--- Records for this exercise ---

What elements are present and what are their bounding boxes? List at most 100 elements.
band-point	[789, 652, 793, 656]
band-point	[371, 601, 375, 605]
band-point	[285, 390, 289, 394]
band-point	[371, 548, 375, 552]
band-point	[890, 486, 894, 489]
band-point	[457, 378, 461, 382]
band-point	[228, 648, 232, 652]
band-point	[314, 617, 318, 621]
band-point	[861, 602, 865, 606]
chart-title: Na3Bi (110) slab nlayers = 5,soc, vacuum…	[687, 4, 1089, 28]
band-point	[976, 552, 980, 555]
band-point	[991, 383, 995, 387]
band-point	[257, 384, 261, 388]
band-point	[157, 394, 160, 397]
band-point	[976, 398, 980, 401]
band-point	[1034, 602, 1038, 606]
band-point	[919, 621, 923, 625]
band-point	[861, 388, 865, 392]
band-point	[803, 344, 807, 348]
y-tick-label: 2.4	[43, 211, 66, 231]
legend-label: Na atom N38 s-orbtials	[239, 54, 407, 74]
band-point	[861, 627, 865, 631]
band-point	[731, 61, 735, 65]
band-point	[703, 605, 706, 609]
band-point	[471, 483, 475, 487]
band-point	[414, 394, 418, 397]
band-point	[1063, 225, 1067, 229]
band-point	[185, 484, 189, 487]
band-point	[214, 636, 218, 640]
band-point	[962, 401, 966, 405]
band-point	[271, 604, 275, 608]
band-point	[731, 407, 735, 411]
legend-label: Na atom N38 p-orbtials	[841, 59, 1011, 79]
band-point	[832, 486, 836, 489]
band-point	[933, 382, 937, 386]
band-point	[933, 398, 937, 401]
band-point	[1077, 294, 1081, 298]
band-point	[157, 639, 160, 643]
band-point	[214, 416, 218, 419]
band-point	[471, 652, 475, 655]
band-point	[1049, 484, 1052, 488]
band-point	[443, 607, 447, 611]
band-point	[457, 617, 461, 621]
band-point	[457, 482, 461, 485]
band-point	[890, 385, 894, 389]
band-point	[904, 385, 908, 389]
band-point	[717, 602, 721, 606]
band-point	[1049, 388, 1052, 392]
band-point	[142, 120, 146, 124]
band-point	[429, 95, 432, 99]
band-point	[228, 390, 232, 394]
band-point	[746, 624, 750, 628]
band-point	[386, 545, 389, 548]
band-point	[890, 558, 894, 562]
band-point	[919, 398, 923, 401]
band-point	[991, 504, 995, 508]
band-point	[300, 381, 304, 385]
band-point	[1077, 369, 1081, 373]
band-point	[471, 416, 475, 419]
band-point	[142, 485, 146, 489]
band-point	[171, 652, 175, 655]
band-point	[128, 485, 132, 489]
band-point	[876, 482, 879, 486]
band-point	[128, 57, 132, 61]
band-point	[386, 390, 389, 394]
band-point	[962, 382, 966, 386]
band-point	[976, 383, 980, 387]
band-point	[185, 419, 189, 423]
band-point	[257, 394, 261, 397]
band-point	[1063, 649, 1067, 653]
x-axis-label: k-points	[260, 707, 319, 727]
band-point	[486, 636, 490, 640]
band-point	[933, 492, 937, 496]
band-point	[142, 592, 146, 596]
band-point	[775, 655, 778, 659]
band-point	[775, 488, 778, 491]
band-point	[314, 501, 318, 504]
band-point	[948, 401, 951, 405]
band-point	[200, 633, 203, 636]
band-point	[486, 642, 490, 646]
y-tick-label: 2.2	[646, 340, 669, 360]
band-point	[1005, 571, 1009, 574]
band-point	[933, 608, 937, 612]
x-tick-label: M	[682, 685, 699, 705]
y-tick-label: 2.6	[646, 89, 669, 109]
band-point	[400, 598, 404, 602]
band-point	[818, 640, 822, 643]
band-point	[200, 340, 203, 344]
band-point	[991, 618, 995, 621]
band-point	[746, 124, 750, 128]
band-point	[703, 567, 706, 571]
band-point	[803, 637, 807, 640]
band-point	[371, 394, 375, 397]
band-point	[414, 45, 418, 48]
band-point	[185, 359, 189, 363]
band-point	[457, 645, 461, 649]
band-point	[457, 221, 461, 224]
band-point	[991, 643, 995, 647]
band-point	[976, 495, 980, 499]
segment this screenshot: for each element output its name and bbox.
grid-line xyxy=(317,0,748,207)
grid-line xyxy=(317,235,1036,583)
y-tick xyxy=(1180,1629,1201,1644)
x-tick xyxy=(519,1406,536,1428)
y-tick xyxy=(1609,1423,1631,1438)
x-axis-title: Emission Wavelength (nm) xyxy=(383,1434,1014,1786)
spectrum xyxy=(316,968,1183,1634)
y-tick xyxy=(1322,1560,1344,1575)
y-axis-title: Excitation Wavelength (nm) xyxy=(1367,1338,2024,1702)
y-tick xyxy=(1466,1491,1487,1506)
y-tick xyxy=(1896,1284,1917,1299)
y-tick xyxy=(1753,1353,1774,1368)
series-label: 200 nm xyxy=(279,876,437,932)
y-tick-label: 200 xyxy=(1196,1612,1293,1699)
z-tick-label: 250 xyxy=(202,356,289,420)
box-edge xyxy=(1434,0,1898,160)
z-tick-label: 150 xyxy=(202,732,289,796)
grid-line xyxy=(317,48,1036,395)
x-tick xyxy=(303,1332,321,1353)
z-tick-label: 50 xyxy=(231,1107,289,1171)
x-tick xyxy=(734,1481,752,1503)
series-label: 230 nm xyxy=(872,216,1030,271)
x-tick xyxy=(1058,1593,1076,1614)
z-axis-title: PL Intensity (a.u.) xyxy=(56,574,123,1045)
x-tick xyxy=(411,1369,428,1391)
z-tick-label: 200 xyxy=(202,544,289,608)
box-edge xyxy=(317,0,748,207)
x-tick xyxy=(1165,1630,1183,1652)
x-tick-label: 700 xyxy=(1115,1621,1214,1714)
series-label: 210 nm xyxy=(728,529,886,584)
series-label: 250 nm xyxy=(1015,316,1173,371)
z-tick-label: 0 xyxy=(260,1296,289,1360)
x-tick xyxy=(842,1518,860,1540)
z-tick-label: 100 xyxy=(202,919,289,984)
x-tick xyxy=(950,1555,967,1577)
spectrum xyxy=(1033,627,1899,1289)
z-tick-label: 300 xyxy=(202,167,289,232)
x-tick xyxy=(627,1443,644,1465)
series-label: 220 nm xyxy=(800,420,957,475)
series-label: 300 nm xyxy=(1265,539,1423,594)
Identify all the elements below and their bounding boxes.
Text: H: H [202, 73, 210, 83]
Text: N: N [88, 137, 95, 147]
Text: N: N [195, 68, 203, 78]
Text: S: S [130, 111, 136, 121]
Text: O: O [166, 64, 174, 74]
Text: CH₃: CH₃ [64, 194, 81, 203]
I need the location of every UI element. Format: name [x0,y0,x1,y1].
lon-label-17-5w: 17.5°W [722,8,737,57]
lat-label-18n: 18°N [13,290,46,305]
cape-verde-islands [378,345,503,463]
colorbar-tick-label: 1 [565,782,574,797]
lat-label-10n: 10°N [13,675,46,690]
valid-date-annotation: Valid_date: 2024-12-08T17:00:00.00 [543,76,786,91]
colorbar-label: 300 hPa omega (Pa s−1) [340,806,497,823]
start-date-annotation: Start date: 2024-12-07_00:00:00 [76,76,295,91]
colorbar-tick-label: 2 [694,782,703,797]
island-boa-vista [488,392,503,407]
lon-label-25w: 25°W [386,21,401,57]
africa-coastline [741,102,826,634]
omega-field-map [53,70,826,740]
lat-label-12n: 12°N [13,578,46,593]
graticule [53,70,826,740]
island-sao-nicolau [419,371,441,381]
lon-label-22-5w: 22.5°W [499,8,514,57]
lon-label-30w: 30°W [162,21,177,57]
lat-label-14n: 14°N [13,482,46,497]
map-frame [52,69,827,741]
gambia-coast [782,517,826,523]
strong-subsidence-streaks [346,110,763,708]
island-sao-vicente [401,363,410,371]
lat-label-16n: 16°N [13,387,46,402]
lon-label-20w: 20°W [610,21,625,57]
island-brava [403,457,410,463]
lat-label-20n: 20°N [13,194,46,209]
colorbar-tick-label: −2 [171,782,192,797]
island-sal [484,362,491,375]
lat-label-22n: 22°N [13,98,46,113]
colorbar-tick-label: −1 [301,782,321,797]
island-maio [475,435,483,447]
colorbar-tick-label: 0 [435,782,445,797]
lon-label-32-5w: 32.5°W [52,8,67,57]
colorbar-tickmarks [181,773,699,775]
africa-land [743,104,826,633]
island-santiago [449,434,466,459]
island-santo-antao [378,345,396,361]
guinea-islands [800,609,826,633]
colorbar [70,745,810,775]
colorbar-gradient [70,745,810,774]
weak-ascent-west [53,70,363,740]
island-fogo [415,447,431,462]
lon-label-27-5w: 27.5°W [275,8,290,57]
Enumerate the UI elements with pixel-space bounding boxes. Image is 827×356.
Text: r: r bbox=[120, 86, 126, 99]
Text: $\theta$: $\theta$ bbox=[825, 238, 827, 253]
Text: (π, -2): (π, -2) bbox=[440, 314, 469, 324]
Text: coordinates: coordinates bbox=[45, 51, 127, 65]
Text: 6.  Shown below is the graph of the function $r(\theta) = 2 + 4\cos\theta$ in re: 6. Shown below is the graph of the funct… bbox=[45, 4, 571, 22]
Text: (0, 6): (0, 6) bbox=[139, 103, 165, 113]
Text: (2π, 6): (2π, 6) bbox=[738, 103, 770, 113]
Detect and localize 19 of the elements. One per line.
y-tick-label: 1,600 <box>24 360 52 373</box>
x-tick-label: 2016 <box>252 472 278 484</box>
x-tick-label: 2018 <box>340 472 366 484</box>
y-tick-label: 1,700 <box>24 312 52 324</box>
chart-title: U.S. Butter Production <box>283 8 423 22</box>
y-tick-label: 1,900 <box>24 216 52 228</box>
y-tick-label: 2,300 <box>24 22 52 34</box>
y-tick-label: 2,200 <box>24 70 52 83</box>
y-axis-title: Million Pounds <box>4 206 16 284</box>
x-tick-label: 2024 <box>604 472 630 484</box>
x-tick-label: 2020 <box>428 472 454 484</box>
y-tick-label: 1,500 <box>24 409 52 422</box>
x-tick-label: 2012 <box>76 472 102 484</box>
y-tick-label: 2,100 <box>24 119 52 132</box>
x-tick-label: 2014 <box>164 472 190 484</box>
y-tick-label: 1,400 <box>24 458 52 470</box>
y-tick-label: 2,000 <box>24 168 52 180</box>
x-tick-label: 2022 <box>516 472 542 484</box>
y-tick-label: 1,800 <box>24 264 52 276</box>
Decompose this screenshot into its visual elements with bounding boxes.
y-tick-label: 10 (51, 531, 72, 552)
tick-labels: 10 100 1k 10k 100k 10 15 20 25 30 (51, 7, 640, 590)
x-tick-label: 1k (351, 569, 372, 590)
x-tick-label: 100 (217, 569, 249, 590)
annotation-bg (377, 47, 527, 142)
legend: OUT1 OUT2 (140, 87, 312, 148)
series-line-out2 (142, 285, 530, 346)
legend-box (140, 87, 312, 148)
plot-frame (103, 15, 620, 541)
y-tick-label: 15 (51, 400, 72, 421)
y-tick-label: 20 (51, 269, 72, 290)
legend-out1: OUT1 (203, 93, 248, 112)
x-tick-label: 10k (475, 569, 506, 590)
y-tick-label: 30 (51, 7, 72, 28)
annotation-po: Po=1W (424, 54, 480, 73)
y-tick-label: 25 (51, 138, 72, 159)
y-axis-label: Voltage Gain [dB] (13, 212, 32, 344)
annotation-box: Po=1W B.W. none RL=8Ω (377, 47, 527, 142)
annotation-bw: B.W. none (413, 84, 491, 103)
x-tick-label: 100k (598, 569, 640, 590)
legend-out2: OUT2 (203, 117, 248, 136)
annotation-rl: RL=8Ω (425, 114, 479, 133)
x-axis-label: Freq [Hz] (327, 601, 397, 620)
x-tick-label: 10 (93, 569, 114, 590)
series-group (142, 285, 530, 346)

---

◆ **Exercise**:
Transcribe the data line for line, starting with its very first line and going on through the line that contains "602, 865, 606]", with both of those lines included.

◆ **Correct result**:
What elements are present and what are their bounding boxes? List at most 100 elements.
band-point	[789, 652, 793, 656]
band-point	[371, 601, 375, 605]
band-point	[285, 390, 289, 394]
band-point	[371, 548, 375, 552]
band-point	[890, 486, 894, 489]
band-point	[457, 378, 461, 382]
band-point	[228, 648, 232, 652]
band-point	[314, 617, 318, 621]
band-point	[861, 602, 865, 606]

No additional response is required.